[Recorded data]
-- start --
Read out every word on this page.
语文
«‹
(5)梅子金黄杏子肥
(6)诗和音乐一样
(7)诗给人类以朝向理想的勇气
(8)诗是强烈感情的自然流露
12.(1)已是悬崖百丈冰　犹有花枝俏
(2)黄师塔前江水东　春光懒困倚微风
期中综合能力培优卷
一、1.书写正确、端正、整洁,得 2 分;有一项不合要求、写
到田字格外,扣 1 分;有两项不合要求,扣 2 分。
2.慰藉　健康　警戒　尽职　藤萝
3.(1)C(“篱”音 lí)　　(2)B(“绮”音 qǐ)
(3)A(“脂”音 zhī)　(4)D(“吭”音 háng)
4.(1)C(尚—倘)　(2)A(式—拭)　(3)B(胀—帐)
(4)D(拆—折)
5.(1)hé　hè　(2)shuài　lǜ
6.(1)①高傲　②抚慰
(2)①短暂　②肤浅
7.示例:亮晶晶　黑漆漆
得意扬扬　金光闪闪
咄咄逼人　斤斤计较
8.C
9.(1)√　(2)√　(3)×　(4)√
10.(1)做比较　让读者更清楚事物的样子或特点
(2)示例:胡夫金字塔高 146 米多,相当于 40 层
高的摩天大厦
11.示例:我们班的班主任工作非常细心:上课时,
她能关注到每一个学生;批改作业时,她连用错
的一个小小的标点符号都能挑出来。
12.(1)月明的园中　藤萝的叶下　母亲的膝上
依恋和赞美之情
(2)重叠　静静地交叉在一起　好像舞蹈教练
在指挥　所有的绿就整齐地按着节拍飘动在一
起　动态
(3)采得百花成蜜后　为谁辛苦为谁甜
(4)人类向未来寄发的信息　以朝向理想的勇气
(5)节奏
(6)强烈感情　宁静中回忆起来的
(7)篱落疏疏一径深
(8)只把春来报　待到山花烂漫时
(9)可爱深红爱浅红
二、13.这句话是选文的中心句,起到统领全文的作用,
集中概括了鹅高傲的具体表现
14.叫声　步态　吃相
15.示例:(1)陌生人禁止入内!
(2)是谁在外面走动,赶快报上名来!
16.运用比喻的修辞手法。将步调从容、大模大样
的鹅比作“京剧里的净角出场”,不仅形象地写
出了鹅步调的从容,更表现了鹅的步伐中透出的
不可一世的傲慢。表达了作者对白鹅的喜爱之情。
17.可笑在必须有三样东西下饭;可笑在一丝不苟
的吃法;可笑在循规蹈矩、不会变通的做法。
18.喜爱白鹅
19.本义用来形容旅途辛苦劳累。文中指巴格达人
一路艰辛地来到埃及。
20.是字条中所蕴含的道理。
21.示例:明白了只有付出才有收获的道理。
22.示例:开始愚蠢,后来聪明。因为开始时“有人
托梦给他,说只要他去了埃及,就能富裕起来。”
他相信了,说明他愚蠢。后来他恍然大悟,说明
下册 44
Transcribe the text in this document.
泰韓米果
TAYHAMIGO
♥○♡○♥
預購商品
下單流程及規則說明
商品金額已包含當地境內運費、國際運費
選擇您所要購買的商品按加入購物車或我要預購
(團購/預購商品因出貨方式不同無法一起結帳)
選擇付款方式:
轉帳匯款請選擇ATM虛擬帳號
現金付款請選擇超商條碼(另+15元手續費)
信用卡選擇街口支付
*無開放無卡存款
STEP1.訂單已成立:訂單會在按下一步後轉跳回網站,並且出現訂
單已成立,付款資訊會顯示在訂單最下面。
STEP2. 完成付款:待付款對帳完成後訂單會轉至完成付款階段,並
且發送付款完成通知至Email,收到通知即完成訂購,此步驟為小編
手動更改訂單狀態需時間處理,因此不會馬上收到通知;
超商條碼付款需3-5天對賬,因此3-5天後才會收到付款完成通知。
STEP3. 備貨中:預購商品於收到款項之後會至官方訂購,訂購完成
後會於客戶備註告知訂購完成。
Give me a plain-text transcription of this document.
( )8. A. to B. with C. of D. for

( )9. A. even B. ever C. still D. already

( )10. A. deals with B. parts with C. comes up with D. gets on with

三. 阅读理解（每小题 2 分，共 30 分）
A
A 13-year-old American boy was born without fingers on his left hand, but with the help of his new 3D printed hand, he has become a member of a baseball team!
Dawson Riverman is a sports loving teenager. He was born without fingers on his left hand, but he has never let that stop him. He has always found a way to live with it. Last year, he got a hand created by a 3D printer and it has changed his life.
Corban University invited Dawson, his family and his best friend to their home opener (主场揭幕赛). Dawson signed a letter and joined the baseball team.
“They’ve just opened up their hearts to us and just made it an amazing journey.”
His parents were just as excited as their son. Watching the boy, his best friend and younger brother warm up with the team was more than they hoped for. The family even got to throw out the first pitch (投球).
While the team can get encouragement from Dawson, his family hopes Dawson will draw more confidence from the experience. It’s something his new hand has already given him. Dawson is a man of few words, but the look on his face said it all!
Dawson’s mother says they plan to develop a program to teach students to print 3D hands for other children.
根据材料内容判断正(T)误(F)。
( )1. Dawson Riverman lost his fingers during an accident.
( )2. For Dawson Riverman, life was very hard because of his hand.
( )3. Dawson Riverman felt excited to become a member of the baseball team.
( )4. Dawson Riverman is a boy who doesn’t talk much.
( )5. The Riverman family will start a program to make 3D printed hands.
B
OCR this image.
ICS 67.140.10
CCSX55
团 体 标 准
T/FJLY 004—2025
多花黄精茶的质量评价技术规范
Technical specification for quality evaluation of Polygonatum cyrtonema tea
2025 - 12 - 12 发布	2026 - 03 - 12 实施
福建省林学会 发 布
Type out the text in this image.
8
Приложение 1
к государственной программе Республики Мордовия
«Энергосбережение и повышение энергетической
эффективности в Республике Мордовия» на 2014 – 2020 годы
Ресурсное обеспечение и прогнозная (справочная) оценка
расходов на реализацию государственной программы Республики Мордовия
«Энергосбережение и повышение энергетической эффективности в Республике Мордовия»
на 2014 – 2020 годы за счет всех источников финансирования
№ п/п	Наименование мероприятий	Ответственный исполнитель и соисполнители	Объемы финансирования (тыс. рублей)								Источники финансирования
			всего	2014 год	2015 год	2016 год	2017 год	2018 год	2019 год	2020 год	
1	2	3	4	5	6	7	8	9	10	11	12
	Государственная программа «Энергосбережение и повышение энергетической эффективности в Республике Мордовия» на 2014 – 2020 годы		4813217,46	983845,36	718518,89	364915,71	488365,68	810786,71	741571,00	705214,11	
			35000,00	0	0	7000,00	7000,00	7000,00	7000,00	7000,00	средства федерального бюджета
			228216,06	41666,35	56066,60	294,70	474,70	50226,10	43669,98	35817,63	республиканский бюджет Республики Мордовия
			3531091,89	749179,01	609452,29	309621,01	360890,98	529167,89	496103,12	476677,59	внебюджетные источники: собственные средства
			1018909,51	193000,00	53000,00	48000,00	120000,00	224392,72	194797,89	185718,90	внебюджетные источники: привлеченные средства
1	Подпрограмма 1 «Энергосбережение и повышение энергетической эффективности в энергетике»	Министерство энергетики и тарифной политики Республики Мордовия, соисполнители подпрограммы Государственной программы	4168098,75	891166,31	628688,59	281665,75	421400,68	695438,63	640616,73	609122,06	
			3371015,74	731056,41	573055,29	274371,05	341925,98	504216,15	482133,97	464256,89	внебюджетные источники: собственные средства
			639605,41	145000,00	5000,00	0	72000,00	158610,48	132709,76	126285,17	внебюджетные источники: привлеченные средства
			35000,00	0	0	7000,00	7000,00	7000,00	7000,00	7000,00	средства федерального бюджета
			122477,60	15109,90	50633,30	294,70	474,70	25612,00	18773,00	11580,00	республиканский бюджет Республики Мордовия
-- end --
* What to do
Exact copies of all the records are required.

* Written response
Read out every word on this page.
语文
«‹
(5)梅子金黄杏子肥
(6)诗和音乐一样
(7)诗给人类以朝向理想的勇气
(8)诗是强烈感情的自然流露
12.(1)已是悬崖百丈冰　犹有花枝俏
(2)黄师塔前江水东　春光懒困倚微风
期中综合能力培优卷
一、1.书写正确、端正、整洁,得 2 分;有一项不合要求、写
到田字格外,扣 1 分;有两项不合要求,扣 2 分。
2.慰藉　健康　警戒　尽职　藤萝
3.(1)C(“篱”音 lí)　　(2)B(“绮”音 qǐ)
(3)A(“脂”音 zhī)　(4)D(“吭”音 háng)
4.(1)C(尚—倘)　(2)A(式—拭)　(3)B(胀—帐)
(4)D(拆—折)
5.(1)hé　hè　(2)shuài　lǜ
6.(1)①高傲　②抚慰
(2)①短暂　②肤浅
7.示例:亮晶晶　黑漆漆
得意扬扬　金光闪闪
咄咄逼人　斤斤计较
8.C
9.(1)√　(2)√　(3)×　(4)√
10.(1)做比较　让读者更清楚事物的样子或特点
(2)示例:胡夫金字塔高 146 米多,相当于 40 层
高的摩天大厦
11.示例:我们班的班主任工作非常细心:上课时,
她能关注到每一个学生;批改作业时,她连用错
的一个小小的标点符号都能挑出来。
12.(1)月明的园中　藤萝的叶下　母亲的膝上
依恋和赞美之情
(2)重叠　静静地交叉在一起　好像舞蹈教练
在指挥　所有的绿就整齐地按着节拍飘动在一
起　动态
(3)采得百花成蜜后　为谁辛苦为谁甜
(4)人类向未来寄发的信息　以朝向理想的勇气
(5)节奏
(6)强烈感情　宁静中回忆起来的
(7)篱落疏疏一径深
(8)只把春来报　待到山花烂漫时
(9)可爱深红爱浅红
二、13.这句话是选文的中心句,起到统领全文的作用,
集中概括了鹅高傲的具体表现
14.叫声　步态　吃相
15.示例:(1)陌生人禁止入内!
(2)是谁在外面走动,赶快报上名来!
16.运用比喻的修辞手法。将步调从容、大模大样
的鹅比作“京剧里的净角出场”,不仅形象地写
出了鹅步调的从容,更表现了鹅的步伐中透出的
不可一世的傲慢。表达了作者对白鹅的喜爱之情。
17.可笑在必须有三样东西下饭;可笑在一丝不苟
的吃法;可笑在循规蹈矩、不会变通的做法。
18.喜爱白鹅
19.本义用来形容旅途辛苦劳累。文中指巴格达人
一路艰辛地来到埃及。
20.是字条中所蕴含的道理。
21.示例:明白了只有付出才有收获的道理。
22.示例:开始愚蠢,后来聪明。因为开始时“有人
托梦给他,说只要他去了埃及,就能富裕起来。”
他相信了,说明他愚蠢。后来他恍然大悟,说明
下册 44
Transcribe the text in this document.
泰韓米果
TAYHAMIGO
♥○♡○♥
預購商品
下單流程及規則說明
商品金額已包含當地境內運費、國際運費
選擇您所要購買的商品按加入購物車或我要預購
(團購/預購商品因出貨方式不同無法一起結帳)
選擇付款方式:
轉帳匯款請選擇ATM虛擬帳號
現金付款請選擇超商條碼(另+15元手續費)
信用卡選擇街口支付
*無開放無卡存款
STEP1.訂單已成立:訂單會在按下一步後轉跳回網站,並且出現訂
單已成立,付款資訊會顯示在訂單最下面。
STEP2. 完成付款:待付款對帳完成後訂單會轉至完成付款階段,並
且發送付款完成通知至Email,收到通知即完成訂購,此步驟為小編
手動更改訂單狀態需時間處理,因此不會馬上收到通知;
超商條碼付款需3-5天對賬,因此3-5天後才會收到付款完成通知。
STEP3. 備貨中:預購商品於收到款項之後會至官方訂購,訂購完成
後會於客戶備註告知訂購完成。
Give me a plain-text transcription of this document.
( )8. A. to B. with C. of D. for

( )9. A. even B. ever C. still D. already

( )10. A. deals with B. parts with C. comes up with D. gets on with

三. 阅读理解（每小题 2 分，共 30 分）
A
A 13-year-old American boy was born without fingers on his left hand, but with the help of his new 3D printed hand, he has become a member of a baseball team!
Dawson Riverman is a sports loving teenager. He was born without fingers on his left hand, but he has never let that stop him. He has always found a way to live with it. Last year, he got a hand created by a 3D printer and it has changed his life.
Corban University invited Dawson, his family and his best friend to their home opener (主场揭幕赛). Dawson signed a letter and joined the baseball team.
“They’ve just opened up their hearts to us and just made it an amazing journey.”
His parents were just as excited as their son. Watching the boy, his best friend and younger brother warm up with the team was more than they hoped for. The family even got to throw out the first pitch (投球).
While the team can get encouragement from Dawson, his family hopes Dawson will draw more confidence from the experience. It’s something his new hand has already given him. Dawson is a man of few words, but the look on his face said it all!
Dawson’s mother says they plan to develop a program to teach students to print 3D hands for other children.
根据材料内容判断正(T)误(F)。
( )1. Dawson Riverman lost his fingers during an accident.
( )2. For Dawson Riverman, life was very hard because of his hand.
( )3. Dawson Riverman felt excited to become a member of the baseball team.
( )4. Dawson Riverman is a boy who doesn’t talk much.
( )5. The Riverman family will start a program to make 3D printed hands.
B
OCR this image.
ICS 67.140.10
CCSX55
团 体 标 准
T/FJLY 004—2025
多花黄精茶的质量评价技术规范
Technical specification for quality evaluation of Polygonatum cyrtonema tea
2025 - 12 - 12 发布	2026 - 03 - 12 实施
福建省林学会 发 布
Type out the text in this image.
8
Приложение 1
к государственной программе Республики Мордовия
«Энергосбережение и повышение энергетической
эффективности в Республике Мордовия» на 2014 – 2020 годы
Ресурсное обеспечение и прогнозная (справочная) оценка
расходов на реализацию государственной программы Республики Мордовия
«Энергосбережение и повышение энергетической эффективности в Республике Мордовия»
на 2014 – 2020 годы за счет всех источников финансирования
№ п/п	Наименование мероприятий	Ответственный исполнитель и соисполнители	Объемы финансирования (тыс. рублей)								Источники финансирования
			всего	2014 год	2015 год	2016 год	2017 год	2018 год	2019 год	2020 год	
1	2	3	4	5	6	7	8	9	10	11	12
	Государственная программа «Энергосбережение и повышение энергетической эффективности в Республике Мордовия» на 2014 – 2020 годы		4813217,46	983845,36	718518,89	364915,71	488365,68	810786,71	741571,00	705214,11	
			35000,00	0	0	7000,00	7000,00	7000,00	7000,00	7000,00	средства федерального бюджета
			228216,06	41666,35	56066,60	294,70	474,70	50226,10	43669,98	35817,63	республиканский бюджет Республики Мордовия
			3531091,89	749179,01	609452,29	309621,01	360890,98	529167,89	496103,12	476677,59	внебюджетные источники: собственные средства
			1018909,51	193000,00	53000,00	48000,00	120000,00	224392,72	194797,89	185718,90	внебюджетные источники: привлеченные средства
1	Подпрограмма 1 «Энергосбережение и повышение энергетической эффективности в энергетике»	Министерство энергетики и тарифной политики Республики Мордовия, соисполнители подпрограммы Государственной программы	4168098,75	891166,31	628688,59	281665,75	421400,68	695438,63	640616,73	609122,06	
			3371015,74	731056,41	573055,29	274371,05	341925,98	504216,15	482133,97	464256,89	внебюджетные источники: собственные средства
			639605,41	145000,00	5000,00	0	72000,00	158610,48	132709,76	126285,17	внебюджетные источники: привлеченные средства
			35000,00	0	0	7000,00	7000,00	7000,00	7000,00	7000,00	средства федерального бюджета
			122477,60	15109,90	50633,30	294,70	474,70	25612,00	18773,00	11580,00	республиканский бюджет Республики Мордовия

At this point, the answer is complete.